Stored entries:
========================================
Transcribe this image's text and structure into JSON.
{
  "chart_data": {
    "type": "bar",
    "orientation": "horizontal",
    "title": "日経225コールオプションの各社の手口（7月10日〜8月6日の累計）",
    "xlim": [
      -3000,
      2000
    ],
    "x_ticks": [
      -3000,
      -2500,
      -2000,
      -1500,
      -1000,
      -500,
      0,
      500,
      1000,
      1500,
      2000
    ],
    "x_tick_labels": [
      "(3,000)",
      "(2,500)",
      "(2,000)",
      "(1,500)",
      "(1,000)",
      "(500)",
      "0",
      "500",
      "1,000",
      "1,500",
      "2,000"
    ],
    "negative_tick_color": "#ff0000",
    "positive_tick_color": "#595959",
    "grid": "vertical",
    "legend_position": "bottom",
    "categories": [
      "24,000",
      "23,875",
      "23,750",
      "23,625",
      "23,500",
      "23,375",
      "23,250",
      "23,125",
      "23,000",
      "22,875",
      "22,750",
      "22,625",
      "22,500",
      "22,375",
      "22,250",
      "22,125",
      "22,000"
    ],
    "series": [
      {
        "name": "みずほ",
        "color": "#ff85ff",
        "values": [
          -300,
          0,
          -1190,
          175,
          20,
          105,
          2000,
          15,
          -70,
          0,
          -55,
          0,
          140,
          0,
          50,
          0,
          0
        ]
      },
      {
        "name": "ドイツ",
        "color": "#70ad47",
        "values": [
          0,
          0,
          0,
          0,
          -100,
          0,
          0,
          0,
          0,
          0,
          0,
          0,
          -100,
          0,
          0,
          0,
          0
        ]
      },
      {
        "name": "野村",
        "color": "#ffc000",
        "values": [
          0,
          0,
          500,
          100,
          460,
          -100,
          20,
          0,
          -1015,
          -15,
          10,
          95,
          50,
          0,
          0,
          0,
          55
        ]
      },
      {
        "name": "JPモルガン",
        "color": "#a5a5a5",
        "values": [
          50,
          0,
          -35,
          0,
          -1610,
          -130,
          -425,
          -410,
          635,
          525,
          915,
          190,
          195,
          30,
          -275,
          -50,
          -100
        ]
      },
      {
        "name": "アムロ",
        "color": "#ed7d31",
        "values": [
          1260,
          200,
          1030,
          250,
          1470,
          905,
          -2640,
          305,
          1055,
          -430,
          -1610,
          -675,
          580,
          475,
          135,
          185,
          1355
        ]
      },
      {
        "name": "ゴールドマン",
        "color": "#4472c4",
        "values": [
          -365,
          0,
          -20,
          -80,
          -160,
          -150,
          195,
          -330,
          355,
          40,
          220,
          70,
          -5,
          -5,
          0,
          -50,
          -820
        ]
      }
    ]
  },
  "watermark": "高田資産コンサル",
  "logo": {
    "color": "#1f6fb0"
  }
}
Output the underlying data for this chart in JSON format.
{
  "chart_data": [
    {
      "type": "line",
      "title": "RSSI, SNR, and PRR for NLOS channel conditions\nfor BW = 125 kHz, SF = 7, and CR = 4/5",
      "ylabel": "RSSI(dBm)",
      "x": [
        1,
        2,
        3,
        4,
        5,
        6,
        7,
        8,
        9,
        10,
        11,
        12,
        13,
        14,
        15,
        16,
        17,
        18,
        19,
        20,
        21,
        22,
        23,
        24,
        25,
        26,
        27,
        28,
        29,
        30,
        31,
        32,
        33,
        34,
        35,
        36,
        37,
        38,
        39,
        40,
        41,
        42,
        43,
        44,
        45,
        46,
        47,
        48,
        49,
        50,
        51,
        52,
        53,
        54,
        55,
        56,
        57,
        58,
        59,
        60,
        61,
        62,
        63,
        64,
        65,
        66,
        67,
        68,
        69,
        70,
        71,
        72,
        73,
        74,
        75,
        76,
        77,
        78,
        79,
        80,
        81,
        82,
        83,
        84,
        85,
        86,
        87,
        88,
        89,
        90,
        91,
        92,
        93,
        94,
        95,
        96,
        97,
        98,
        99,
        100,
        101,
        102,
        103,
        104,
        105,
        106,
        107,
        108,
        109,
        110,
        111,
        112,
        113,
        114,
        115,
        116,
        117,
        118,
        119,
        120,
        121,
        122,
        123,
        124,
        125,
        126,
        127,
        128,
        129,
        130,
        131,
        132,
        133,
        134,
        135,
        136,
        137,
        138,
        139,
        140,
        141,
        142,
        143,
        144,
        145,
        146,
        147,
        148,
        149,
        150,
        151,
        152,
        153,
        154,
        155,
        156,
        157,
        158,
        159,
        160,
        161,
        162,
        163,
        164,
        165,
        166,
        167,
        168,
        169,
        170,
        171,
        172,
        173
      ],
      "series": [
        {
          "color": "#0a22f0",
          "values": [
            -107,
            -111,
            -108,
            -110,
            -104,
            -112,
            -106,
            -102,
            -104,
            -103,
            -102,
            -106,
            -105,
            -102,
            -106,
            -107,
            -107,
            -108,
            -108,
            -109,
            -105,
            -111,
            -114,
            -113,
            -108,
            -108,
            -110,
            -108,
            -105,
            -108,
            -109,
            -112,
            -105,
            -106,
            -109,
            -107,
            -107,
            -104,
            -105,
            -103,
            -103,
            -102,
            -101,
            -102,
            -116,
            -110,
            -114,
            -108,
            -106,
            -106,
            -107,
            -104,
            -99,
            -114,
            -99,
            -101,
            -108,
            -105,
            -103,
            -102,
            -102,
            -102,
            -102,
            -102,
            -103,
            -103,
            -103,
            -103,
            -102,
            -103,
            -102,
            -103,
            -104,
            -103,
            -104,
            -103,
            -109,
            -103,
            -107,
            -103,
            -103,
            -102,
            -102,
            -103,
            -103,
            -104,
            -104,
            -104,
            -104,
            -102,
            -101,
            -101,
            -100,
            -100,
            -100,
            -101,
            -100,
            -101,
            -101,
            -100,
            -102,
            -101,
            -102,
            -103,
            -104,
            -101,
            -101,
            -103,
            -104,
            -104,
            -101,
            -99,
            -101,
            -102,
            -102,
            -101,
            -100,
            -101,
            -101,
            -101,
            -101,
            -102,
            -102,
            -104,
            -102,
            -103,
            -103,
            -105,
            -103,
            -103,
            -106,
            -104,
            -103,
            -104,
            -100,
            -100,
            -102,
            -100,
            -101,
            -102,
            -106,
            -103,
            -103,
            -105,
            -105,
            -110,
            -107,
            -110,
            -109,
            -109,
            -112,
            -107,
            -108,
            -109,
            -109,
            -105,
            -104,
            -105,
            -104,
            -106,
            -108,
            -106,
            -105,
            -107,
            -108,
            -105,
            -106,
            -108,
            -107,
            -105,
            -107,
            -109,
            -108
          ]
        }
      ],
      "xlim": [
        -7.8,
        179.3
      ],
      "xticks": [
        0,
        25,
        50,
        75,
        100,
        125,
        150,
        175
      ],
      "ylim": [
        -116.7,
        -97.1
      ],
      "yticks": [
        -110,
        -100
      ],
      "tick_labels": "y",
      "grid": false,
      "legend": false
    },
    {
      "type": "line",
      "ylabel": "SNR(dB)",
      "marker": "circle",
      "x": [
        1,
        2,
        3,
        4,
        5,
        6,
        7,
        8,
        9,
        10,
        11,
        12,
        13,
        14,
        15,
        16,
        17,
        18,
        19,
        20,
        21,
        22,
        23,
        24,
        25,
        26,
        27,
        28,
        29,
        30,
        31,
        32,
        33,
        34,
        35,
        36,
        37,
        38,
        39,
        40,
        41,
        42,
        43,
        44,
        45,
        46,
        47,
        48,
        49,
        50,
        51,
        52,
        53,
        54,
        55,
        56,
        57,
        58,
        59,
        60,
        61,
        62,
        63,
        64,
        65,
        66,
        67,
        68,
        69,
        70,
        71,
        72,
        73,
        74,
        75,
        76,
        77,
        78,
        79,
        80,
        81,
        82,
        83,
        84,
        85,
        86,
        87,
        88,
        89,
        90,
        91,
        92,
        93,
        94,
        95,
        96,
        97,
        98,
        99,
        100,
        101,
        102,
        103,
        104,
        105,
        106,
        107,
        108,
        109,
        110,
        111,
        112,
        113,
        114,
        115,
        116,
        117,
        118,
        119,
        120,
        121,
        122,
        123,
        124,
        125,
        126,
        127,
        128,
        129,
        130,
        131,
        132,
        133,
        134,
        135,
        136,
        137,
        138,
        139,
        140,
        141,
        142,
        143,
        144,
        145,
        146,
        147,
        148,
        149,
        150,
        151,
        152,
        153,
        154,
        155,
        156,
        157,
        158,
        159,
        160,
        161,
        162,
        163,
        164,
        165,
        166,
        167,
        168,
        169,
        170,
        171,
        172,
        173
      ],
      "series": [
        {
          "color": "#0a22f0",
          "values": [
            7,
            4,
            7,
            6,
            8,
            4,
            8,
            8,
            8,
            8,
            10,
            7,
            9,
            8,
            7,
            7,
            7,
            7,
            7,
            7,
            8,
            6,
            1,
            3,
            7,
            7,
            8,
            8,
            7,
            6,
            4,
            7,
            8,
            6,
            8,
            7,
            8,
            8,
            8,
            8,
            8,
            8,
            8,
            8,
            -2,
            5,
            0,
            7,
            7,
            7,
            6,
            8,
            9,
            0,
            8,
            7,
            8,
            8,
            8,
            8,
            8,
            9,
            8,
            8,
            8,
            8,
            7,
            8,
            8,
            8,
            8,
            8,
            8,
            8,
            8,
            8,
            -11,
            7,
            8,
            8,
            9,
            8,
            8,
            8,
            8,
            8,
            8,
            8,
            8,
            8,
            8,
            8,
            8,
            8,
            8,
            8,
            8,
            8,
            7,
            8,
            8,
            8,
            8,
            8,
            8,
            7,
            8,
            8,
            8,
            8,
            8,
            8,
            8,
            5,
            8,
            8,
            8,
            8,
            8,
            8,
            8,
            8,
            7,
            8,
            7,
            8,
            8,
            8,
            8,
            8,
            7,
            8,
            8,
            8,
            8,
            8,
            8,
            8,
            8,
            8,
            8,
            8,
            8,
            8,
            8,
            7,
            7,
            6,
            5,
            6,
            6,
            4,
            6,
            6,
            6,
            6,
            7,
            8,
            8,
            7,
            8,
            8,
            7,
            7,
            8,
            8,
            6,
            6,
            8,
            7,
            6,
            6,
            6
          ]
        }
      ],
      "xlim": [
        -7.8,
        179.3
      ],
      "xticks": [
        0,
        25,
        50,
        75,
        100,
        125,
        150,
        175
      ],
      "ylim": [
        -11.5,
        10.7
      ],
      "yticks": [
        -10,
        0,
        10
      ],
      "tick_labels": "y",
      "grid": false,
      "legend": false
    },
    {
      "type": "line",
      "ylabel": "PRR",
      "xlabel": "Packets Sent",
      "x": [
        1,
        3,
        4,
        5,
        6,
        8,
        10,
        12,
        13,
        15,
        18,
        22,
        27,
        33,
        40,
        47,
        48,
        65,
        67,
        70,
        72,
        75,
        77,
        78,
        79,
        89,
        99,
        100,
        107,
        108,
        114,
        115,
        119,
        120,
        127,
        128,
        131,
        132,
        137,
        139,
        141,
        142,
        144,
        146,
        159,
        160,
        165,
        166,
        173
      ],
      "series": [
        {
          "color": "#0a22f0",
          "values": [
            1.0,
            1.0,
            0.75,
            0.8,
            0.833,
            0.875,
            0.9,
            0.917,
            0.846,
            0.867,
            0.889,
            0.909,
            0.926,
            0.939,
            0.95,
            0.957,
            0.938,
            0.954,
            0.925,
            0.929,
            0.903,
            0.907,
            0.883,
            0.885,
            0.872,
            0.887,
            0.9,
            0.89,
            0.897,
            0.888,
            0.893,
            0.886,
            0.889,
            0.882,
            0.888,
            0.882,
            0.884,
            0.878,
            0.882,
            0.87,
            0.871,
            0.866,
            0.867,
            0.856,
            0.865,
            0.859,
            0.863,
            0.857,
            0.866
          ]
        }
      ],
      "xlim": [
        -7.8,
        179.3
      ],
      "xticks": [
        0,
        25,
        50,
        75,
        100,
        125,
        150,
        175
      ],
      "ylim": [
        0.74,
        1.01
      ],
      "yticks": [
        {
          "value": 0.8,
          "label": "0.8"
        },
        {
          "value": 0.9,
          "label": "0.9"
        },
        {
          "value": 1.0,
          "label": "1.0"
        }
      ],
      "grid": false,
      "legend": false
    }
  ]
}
========================================
» Short task
Find each line with the string "JSON" and copy it out.

» Response to this exercise
Transcribe this image's text and structure into JSON.
Output the underlying data for this chart in JSON format.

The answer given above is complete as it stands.